[Part of a data file]
════════════════════

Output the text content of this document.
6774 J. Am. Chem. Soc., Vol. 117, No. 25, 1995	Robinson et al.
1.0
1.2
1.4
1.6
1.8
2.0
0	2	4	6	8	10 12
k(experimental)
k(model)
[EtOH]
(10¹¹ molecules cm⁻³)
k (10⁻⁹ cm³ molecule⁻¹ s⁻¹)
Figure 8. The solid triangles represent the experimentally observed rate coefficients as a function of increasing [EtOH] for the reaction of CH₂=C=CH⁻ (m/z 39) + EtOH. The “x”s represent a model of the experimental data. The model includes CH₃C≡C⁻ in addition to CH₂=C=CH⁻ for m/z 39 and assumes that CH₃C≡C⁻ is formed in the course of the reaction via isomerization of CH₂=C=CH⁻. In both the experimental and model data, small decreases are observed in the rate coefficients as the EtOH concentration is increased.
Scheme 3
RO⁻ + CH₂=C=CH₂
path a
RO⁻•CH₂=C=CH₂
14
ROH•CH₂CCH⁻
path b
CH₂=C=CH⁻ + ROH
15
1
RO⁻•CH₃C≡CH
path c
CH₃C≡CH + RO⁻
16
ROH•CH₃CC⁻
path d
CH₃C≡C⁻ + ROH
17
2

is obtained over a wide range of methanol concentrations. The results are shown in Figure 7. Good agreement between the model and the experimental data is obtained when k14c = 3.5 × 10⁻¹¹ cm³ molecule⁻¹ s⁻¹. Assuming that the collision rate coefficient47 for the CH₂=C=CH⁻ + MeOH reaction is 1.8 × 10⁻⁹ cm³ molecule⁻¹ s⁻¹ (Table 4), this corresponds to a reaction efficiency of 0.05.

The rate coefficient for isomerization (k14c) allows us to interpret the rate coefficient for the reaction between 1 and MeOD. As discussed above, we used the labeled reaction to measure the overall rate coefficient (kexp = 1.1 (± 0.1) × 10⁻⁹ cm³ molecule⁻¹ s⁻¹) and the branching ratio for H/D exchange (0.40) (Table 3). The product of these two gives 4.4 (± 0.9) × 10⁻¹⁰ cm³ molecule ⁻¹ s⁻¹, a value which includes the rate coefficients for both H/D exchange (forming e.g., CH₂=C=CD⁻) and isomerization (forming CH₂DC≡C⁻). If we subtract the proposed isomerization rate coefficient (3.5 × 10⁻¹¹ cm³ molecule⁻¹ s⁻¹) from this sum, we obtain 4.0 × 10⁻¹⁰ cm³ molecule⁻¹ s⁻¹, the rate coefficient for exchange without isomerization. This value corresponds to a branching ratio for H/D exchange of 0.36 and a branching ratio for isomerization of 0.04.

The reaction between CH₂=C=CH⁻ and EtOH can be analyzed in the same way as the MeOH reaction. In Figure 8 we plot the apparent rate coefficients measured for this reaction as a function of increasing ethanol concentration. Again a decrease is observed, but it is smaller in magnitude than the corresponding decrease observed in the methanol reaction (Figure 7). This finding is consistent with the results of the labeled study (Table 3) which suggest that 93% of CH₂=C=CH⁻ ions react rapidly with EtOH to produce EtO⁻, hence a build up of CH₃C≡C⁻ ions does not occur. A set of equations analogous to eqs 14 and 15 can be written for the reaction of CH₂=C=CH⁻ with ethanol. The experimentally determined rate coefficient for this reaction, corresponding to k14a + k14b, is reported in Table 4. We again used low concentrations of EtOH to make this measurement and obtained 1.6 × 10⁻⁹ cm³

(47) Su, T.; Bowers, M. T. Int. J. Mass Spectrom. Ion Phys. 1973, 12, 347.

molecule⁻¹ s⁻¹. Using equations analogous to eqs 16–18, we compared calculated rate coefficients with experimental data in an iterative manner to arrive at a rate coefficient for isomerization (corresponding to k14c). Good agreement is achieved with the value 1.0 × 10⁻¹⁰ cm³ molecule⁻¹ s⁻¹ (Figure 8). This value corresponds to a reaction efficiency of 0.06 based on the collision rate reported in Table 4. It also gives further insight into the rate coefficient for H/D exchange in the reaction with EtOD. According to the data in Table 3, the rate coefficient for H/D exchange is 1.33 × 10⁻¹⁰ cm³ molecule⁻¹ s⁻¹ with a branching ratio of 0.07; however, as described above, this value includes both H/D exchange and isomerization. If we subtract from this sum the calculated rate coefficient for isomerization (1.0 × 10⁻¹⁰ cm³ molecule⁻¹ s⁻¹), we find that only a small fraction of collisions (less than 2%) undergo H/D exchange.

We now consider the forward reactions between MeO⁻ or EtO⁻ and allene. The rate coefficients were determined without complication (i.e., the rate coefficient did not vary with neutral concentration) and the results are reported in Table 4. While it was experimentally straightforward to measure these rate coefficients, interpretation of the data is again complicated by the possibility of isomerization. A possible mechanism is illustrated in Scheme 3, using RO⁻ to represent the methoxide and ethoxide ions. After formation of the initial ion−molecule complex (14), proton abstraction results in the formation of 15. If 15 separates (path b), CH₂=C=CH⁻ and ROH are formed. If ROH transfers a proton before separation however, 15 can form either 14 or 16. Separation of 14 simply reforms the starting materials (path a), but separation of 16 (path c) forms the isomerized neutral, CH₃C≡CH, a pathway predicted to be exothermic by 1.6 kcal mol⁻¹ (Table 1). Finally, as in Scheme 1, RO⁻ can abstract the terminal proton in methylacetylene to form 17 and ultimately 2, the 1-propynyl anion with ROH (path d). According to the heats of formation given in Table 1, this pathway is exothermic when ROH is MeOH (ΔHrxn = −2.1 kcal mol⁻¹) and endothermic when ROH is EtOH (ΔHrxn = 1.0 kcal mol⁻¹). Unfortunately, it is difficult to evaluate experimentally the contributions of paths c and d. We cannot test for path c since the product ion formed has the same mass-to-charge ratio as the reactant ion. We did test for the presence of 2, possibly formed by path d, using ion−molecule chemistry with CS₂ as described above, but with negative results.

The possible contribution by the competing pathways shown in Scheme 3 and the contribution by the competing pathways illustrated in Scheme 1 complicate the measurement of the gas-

════════════════════

**GOAL**:
Wherever the word "shown" occurs in a line of the listing, copy that line.

**ANSWER BELOW**:
is obtained over a wide range of methanol concentrations. The results are shown in Figure 7. Good agreement between the model and the experimental data is obtained when k14c = 3.5 × 10⁻¹¹ cm³ molecule⁻¹ s⁻¹. Assuming that the collision rate coefficient47 for the CH₂=C=CH⁻ + MeOH reaction is 1.8 × 10⁻⁹ cm³ molecule⁻¹ s⁻¹ (Table 4), this corresponds to a reaction efficiency of 0.05.
The possible contribution by the competing pathways shown in Scheme 3 and the contribution by the competing pathways illustrated in Scheme 1 complicate the measurement of the gas-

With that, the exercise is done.